EXCERPT TO READ:

===============

1. Field of the Invention
The present invention relates to an instruction generator, a method for generating an instruction, and a computer program product for executing an application for the instruction generator, capable of generating a single instruction multiple data (SIMD) instruction.
2. Description of the Related Art
Same operations are often executed for a large amount of data in a multimedia application designed for image or audio processing. Accordingly, a processor embedding a multimedia extended instruction of a SIMD type for executing multiple operations with a single instruction is used for the purpose of improving the efficiency of the processing. To shorten a development period for a program and to enhance program portability, it is desirable to automatically generate a SIMD instruction from a source program described in a high-level language.
A multimedia extended instruction of a SIMD type may require special operation processes as shown in (1) to (5) below: (1) a special operator such as saturate calculation, an absolute value of a difference, and a high-order word of multiplication, and the like is involved; (2) different data sizes are mixed; (3) the same instruction can treat multiple sizes in a register-to-register transfer instruction (a MOV instruction), a logical operation, and the like as it is possible to interpret 64 bits operation as eight pieces of eight bits operations or four pieces of sixty bits operations; (4) input size may be different from output size; and (5) there is an instruction of changing some of operands.
A compiler for analyzing instructions in a C-language program applicable to parallel execution, and to generate SIMD instructions for executing addition-subtraction, multiplication-division, and other operations has been known as a SIMD instruction generating method for a SIMD arithmetic logic unit incorporated in a processor. There is also known a technique to allocate processing of a multiple for-loop script included in a C-language description to an N-way very long instruction word (VLIW) instruction, and thereby to allocate operations of respective nests to a processor array. A technique for producing a VLIW operator in consideration of sharing multiple instruction operation resources, has been reported.
However, there is no instruction generating method for generating an appropriate SIMD instruction when a SIMD arithmetic logic unit is embedded as a coprocessor independently of a processor core for the purpose of speeding up. Therefore, it has been expected to establish a method capable of generating an appropriate SIMD instruction for a SIMD coprocessor.
An aspect of the present invention inheres in an instruction generator configured to generate an object code for a processor core and a single instruction multiple data (SIMD) coprocessor cooperating with the processor core, the instruction generator comprising, a storage device configured to store a machine instruction function incorporating both an operation definition defining a program description in a source program targeted for substitution to a SIMD instruction, and the SIMD instruction, a parallelism analyzer configured to analyze the source program so as to detect operators applicable to parallel execution, and to generate parallelism information indicating the set of operators applicable to parallel execution, a SIMD instruction generator configured to perform a matching determination between an instruction generating rule for the SIMD instruction and the parallelism information, and to read the machine instruction function out of the storage device in accordance with a result of the matching determination, and a SIMD compiler configured to generate the object code by substituting the program description coinciding with the operation definition in the source program, for the SIMD instruction, based on the machine instruction function.

===============

DATASET EXTRACT:
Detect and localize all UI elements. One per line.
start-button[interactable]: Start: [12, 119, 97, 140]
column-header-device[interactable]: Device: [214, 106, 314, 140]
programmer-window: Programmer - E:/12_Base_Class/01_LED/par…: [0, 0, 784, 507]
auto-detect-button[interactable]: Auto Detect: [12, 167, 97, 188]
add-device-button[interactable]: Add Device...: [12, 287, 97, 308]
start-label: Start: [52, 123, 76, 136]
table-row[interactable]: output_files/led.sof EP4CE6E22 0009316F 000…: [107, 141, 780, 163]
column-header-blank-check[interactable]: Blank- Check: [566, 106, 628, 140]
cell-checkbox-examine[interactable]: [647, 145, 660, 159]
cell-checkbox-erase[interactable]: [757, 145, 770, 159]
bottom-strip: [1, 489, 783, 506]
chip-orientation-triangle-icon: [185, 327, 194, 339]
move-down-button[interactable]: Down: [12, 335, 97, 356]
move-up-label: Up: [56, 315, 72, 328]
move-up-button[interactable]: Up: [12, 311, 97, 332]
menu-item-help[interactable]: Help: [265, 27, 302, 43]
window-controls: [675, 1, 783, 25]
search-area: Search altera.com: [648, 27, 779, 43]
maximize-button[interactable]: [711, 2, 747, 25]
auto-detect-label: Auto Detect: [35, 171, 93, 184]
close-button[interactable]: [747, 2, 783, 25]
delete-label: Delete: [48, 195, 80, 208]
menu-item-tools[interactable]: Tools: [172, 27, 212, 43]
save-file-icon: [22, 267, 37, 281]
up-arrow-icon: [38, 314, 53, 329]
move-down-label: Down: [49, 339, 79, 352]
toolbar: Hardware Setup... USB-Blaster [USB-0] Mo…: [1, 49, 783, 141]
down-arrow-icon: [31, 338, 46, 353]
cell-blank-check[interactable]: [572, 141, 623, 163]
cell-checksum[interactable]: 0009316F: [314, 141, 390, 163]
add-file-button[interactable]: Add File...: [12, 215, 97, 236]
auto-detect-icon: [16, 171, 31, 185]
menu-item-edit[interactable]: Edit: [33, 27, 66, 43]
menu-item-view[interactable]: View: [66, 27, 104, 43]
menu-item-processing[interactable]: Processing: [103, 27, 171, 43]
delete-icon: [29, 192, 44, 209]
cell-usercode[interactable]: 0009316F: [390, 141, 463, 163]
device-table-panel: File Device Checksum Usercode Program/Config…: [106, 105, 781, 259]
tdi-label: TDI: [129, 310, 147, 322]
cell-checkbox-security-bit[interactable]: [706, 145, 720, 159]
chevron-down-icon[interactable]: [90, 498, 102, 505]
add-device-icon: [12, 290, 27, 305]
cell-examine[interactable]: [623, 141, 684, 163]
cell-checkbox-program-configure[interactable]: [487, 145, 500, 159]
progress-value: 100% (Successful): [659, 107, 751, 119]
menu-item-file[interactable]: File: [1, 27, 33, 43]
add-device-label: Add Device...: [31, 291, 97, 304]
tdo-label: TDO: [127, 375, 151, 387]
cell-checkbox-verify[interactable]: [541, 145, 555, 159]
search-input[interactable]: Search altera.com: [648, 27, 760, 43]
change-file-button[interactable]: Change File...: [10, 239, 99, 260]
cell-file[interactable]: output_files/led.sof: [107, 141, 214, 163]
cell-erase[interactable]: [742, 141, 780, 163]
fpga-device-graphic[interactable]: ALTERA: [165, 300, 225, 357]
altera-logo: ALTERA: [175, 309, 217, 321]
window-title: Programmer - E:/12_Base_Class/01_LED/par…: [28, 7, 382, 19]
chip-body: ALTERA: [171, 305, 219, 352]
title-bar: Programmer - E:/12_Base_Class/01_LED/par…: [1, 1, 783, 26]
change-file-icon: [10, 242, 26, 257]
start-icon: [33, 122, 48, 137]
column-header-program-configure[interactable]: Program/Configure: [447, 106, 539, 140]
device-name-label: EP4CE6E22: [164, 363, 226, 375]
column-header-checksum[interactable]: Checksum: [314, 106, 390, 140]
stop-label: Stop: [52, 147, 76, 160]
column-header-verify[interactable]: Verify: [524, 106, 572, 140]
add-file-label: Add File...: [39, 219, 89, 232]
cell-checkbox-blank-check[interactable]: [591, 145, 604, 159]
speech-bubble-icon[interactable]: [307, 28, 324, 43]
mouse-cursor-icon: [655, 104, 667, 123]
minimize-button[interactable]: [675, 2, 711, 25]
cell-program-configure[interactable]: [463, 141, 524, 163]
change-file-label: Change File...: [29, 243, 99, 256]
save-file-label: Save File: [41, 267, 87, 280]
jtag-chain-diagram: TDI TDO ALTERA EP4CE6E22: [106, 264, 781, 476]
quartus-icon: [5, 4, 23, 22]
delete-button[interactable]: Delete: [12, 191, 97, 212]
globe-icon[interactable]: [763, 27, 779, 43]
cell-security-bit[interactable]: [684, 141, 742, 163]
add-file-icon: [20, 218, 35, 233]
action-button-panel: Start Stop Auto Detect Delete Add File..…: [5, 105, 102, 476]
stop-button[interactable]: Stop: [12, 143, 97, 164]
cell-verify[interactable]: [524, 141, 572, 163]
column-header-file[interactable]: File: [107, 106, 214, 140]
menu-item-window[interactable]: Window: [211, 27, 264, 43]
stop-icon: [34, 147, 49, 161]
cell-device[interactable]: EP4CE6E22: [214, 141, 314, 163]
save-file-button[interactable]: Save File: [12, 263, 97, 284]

===============

REQUEST 1:
Using the SIMD instruction passage, say whether each statement agrees with it: (a) a SIMD instruction's input size may differ from its output size; (b) an instruction generating method already exists for a SIMD arithmetic logic unit embedded as a coprocessor independently of a processor core; (c) the parallelism analyzer reads the machine instruction function out of the storage device. Answer yes or no for each and quote the deciding words.
REQUEST 2:
Rewrite the rows as a numbered list, from their first line through the line containing "table-row[interactable]: output_files/led.sof EP4CE6E22", both ends included.

FINAL RESULT 1:
(a) Yes: "(4) input size may be different from output size"
(b) No: "there is no instruction generating method for generating an appropriate SIMD instruction when a SIMD arithmetic logic unit is embedded as a coprocessor independently of a processor core"
(c) No: "a SIMD instruction generator configured to perform a matching determination between an instruction generating rule for the SIMD instruction and the parallelism information, and to read the machine instruction function out of the storage device"

FINAL RESULT 2:
1. Detect and localize all UI elements. One per line.
2. start-button[interactable]: Start: [12, 119, 97, 140]
3. column-header-device[interactable]: Device: [214, 106, 314, 140]
4. programmer-window: Programmer - E:/12_Base_Class/01_LED/par…: [0, 0, 784, 507]
5. auto-detect-button[interactable]: Auto Detect: [12, 167, 97, 188]
6. add-device-button[interactable]: Add Device...: [12, 287, 97, 308]
7. start-label: Start: [52, 123, 76, 136]
8. table-row[interactable]: output_files/led.sof EP4CE6E22 0009316F 000…: [107, 141, 780, 163]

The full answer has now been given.